BEGIN RECORDED INFORMATION
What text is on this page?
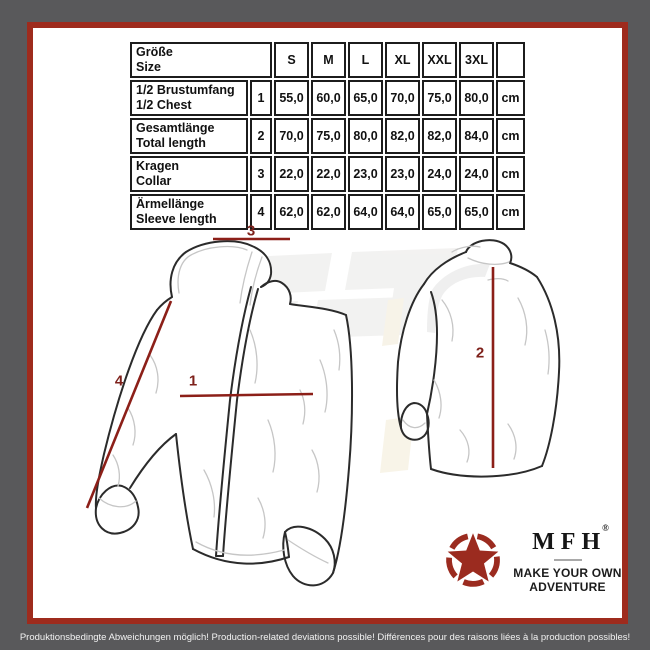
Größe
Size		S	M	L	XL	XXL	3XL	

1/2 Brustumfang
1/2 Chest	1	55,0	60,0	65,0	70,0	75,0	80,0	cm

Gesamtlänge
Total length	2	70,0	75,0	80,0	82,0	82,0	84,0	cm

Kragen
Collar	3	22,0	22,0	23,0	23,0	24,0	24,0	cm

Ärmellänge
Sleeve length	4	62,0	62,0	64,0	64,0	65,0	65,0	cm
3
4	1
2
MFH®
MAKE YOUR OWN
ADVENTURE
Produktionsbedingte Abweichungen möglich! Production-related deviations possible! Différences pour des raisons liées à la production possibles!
END RECORDED INFORMATION
• **SET EXERCISE**
Read the entries and show each line that mentions "length".

• **OUTPUT**
Total length	2	70,0	75,0	80,0	82,0	82,0	84,0	cm
Sleeve length	4	62,0	62,0	64,0	64,0	65,0	65,0	cm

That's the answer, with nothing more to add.